To do :: Quote the whole listing word for word. Do not include the pictures.

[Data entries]
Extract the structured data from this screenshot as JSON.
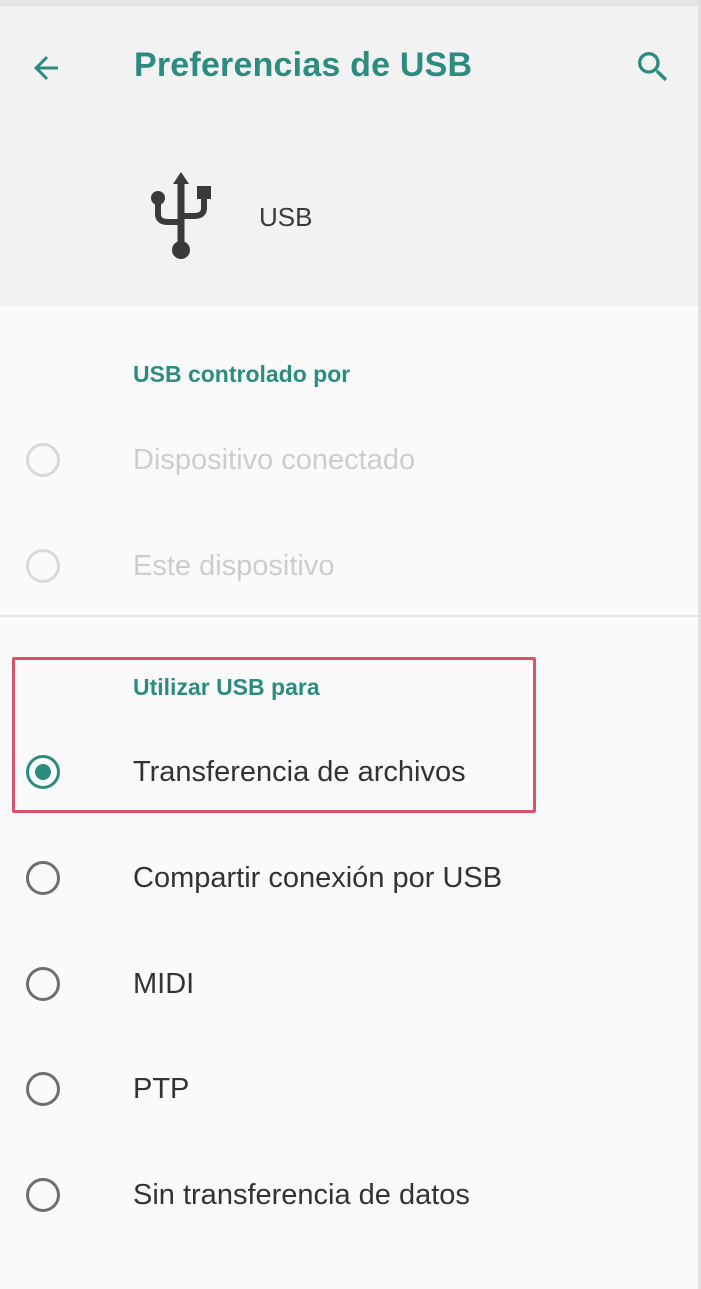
{
  "header": {
    "back_icon": "arrow-left-icon",
    "title": "Preferencias de USB",
    "search_icon": "search-icon",
    "device_icon": "usb-icon",
    "device_label": "USB"
  },
  "sections": {
    "controlled_by": {
      "title": "USB controlado por",
      "options": [
        {
          "label": "Dispositivo conectado",
          "checked": false,
          "enabled": false
        },
        {
          "label": "Este dispositivo",
          "checked": false,
          "enabled": false
        }
      ]
    },
    "use_for": {
      "title": "Utilizar USB para",
      "options": [
        {
          "label": "Transferencia de archivos",
          "checked": true,
          "enabled": true
        },
        {
          "label": "Compartir conexión por USB",
          "checked": false,
          "enabled": true
        },
        {
          "label": "MIDI",
          "checked": false,
          "enabled": true
        },
        {
          "label": "PTP",
          "checked": false,
          "enabled": true
        },
        {
          "label": "Sin transferencia de datos",
          "checked": false,
          "enabled": true
        }
      ]
    }
  },
  "colors": {
    "accent": "#2b8c7f",
    "highlight_border": "#d9546a",
    "header_bg": "#f2f2f2",
    "body_bg": "#fafafa"
  }
}
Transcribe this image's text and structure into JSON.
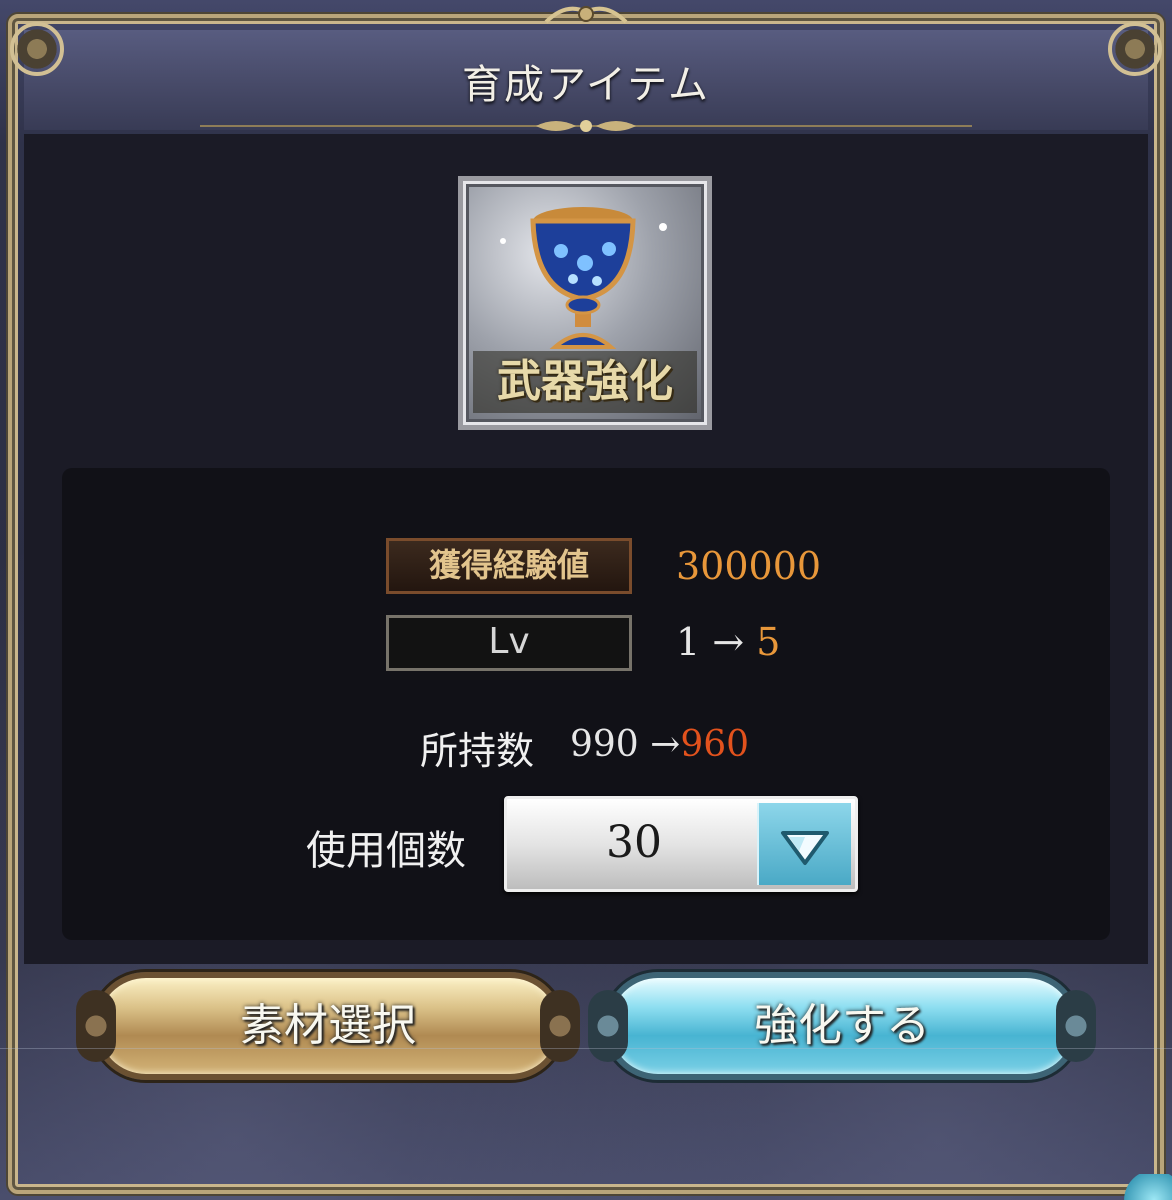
{
  "dialog": {
    "title": "育成アイテム"
  },
  "item": {
    "caption": "武器強化",
    "icon": "chalice-icon"
  },
  "stats": {
    "exp_label": "獲得経験値",
    "exp_value": "300000",
    "lv_label": "Lv",
    "lv_from": "1",
    "lv_arrow": "→",
    "lv_to": "5"
  },
  "owned": {
    "label": "所持数",
    "from": "990",
    "arrow": "→",
    "to": "960"
  },
  "usage": {
    "label": "使用個数",
    "selected_value": "30"
  },
  "buttons": {
    "material_label": "素材選択",
    "enhance_label": "強化する"
  },
  "colors": {
    "accent_orange": "#e8973a",
    "accent_red": "#e2521d",
    "frame_gold": "#b9a57a",
    "enhance_blue": "#48b4d2"
  }
}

Exercise answer ::
Extract the structured data from this screenshot as JSON.
{
  "header": {
    "back_icon": "arrow-left-icon",
    "title": "Preferencias de USB",
    "search_icon": "search-icon",
    "device_icon": "usb-icon",
    "device_label": "USB"
  },
  "sections": {
    "controlled_by": {
      "title": "USB controlado por",
      "options": [
        {
          "label": "Dispositivo conectado",
          "checked": false,
          "enabled": false
        },
        {
          "label": "Este dispositivo",
          "checked": false,
          "enabled": false
        }
      ]
    },
    "use_for": {
      "title": "Utilizar USB para",
      "options": [
        {
          "label": "Transferencia de archivos",
          "checked": true,
          "enabled": true
        },
        {
          "label": "Compartir conexión por USB",
          "checked": false,
          "enabled": true
        },
        {
          "label": "MIDI",
          "checked": false,
          "enabled": true
        },
        {
          "label": "PTP",
          "checked": false,
          "enabled": true
        },
        {
          "label": "Sin transferencia de datos",
          "checked": false,
          "enabled": true
        }
      ]
    }
  },
  "colors": {
    "accent": "#2b8c7f",
    "highlight_border": "#d9546a",
    "header_bg": "#f2f2f2",
    "body_bg": "#fafafa"
  }
}
Transcribe this image's text and structure into JSON.
{
  "dialog": {
    "title": "育成アイテム"
  },
  "item": {
    "caption": "武器強化",
    "icon": "chalice-icon"
  },
  "stats": {
    "exp_label": "獲得経験値",
    "exp_value": "300000",
    "lv_label": "Lv",
    "lv_from": "1",
    "lv_arrow": "→",
    "lv_to": "5"
  },
  "owned": {
    "label": "所持数",
    "from": "990",
    "arrow": "→",
    "to": "960"
  },
  "usage": {
    "label": "使用個数",
    "selected_value": "30"
  },
  "buttons": {
    "material_label": "素材選択",
    "enhance_label": "強化する"
  },
  "colors": {
    "accent_orange": "#e8973a",
    "accent_red": "#e2521d",
    "frame_gold": "#b9a57a",
    "enhance_blue": "#48b4d2"
  }
}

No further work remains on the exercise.